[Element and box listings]
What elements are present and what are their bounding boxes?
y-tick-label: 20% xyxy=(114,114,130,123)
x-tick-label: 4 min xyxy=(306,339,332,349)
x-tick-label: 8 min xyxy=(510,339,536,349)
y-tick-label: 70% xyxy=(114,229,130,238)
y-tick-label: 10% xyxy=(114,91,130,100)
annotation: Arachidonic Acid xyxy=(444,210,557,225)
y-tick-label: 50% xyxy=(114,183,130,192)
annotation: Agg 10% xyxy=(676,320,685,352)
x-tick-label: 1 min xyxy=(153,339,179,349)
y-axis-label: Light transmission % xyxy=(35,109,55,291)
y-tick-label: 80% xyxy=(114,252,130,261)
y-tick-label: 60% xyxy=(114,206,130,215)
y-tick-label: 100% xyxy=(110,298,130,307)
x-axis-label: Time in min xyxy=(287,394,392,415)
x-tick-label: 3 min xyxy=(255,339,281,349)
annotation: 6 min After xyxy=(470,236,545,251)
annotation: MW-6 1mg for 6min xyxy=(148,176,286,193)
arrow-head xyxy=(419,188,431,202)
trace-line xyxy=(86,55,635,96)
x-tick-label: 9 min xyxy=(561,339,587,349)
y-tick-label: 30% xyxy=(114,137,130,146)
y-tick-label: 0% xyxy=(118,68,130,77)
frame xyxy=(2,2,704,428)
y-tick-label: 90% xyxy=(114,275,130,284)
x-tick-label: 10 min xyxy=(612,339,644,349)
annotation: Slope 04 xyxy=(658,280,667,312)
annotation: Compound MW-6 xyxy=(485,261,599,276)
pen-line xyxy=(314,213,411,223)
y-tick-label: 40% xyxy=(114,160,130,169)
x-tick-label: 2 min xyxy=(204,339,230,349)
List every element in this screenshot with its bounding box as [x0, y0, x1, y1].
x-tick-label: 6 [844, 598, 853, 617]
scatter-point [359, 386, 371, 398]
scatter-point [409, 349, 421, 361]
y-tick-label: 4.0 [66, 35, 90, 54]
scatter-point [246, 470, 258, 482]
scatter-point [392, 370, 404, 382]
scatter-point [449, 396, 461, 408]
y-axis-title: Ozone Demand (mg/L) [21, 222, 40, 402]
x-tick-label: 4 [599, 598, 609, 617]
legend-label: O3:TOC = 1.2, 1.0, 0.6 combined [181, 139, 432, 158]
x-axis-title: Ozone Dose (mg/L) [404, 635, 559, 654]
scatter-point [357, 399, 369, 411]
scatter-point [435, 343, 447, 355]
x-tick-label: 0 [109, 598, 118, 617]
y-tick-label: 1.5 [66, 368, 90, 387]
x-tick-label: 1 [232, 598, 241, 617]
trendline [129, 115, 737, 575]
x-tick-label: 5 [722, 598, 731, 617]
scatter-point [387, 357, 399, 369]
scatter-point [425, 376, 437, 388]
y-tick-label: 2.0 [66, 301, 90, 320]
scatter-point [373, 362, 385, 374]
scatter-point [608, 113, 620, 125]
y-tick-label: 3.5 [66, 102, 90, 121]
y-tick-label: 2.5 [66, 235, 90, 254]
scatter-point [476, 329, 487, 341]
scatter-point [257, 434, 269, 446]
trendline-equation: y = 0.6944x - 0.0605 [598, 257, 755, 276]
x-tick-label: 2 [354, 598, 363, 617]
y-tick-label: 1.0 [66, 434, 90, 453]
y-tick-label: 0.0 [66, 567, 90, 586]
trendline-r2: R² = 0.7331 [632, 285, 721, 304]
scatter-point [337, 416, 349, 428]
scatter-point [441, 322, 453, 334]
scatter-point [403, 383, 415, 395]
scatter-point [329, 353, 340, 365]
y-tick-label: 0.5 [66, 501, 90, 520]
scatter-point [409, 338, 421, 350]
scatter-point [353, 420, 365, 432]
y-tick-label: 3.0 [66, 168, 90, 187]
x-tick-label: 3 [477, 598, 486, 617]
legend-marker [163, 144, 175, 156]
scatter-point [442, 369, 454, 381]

#### [Goal]
Rewrite every line of the items above as a numbered list, leaving out any blank lines.

#### [Right answer]
1. What elements are present and what are their bounding boxes?
2. y-tick-label: 20% xyxy=(114,114,130,123)
3. x-tick-label: 4 min xyxy=(306,339,332,349)
4. x-tick-label: 8 min xyxy=(510,339,536,349)
5. y-tick-label: 70% xyxy=(114,229,130,238)
6. y-tick-label: 10% xyxy=(114,91,130,100)
7. annotation: Arachidonic Acid xyxy=(444,210,557,225)
8. y-tick-label: 50% xyxy=(114,183,130,192)
9. annotation: Agg 10% xyxy=(676,320,685,352)
10. x-tick-label: 1 min xyxy=(153,339,179,349)
11. y-axis-label: Light transmission % xyxy=(35,109,55,291)
12. y-tick-label: 80% xyxy=(114,252,130,261)
13. y-tick-label: 60% xyxy=(114,206,130,215)
14. y-tick-label: 100% xyxy=(110,298,130,307)
15. x-axis-label: Time in min xyxy=(287,394,392,415)
16. x-tick-label: 3 min xyxy=(255,339,281,349)
17. annotation: 6 min After xyxy=(470,236,545,251)
18. annotation: MW-6 1mg for 6min xyxy=(148,176,286,193)
19. arrow-head xyxy=(419,188,431,202)
20. trace-line xyxy=(86,55,635,96)
21. x-tick-label: 9 min xyxy=(561,339,587,349)
22. y-tick-label: 30% xyxy=(114,137,130,146)
23. y-tick-label: 0% xyxy=(118,68,130,77)
24. frame xyxy=(2,2,704,428)
25. y-tick-label: 90% xyxy=(114,275,130,284)
26. x-tick-label: 10 min xyxy=(612,339,644,349)
27. annotation: Slope 04 xyxy=(658,280,667,312)
28. annotation: Compound MW-6 xyxy=(485,261,599,276)
29. pen-line xyxy=(314,213,411,223)
30. y-tick-label: 40% xyxy=(114,160,130,169)
31. x-tick-label: 2 min xyxy=(204,339,230,349)
32. List every element in this screenshot with its bounding box as [x0, y0, x1, y1].
33. x-tick-label: 6 [844, 598, 853, 617]
34. scatter-point [359, 386, 371, 398]
35. scatter-point [409, 349, 421, 361]
36. y-tick-label: 4.0 [66, 35, 90, 54]
37. scatter-point [246, 470, 258, 482]
38. scatter-point [392, 370, 404, 382]
39. scatter-point [449, 396, 461, 408]
40. y-axis-title: Ozone Demand (mg/L) [21, 222, 40, 402]
41. x-tick-label: 4 [599, 598, 609, 617]
42. legend-label: O3:TOC = 1.2, 1.0, 0.6 combined [181, 139, 432, 158]
43. x-axis-title: Ozone Dose (mg/L) [404, 635, 559, 654]
44. scatter-point [357, 399, 369, 411]
45. scatter-point [435, 343, 447, 355]
46. x-tick-label: 0 [109, 598, 118, 617]
47. y-tick-label: 1.5 [66, 368, 90, 387]
48. x-tick-label: 1 [232, 598, 241, 617]
49. trendline [129, 115, 737, 575]
50. x-tick-label: 5 [722, 598, 731, 617]
51. scatter-point [387, 357, 399, 369]
52. scatter-point [425, 376, 437, 388]
53. y-tick-label: 2.0 [66, 301, 90, 320]
54. scatter-point [373, 362, 385, 374]
55. scatter-point [608, 113, 620, 125]
56. y-tick-label: 3.5 [66, 102, 90, 121]
57. y-tick-label: 2.5 [66, 235, 90, 254]
58. scatter-point [476, 329, 487, 341]
59. scatter-point [257, 434, 269, 446]
60. trendline-equation: y = 0.6944x - 0.0605 [598, 257, 755, 276]
61. x-tick-label: 2 [354, 598, 363, 617]
62. y-tick-label: 1.0 [66, 434, 90, 453]
63. y-tick-label: 0.0 [66, 567, 90, 586]
64. trendline-r2: R² = 0.7331 [632, 285, 721, 304]
65. scatter-point [337, 416, 349, 428]
66. scatter-point [441, 322, 453, 334]
67. scatter-point [403, 383, 415, 395]
68. scatter-point [329, 353, 340, 365]
69. y-tick-label: 0.5 [66, 501, 90, 520]
70. scatter-point [409, 338, 421, 350]
71. scatter-point [353, 420, 365, 432]
72. y-tick-label: 3.0 [66, 168, 90, 187]
73. x-tick-label: 3 [477, 598, 486, 617]
74. legend-marker [163, 144, 175, 156]
75. scatter-point [442, 369, 454, 381]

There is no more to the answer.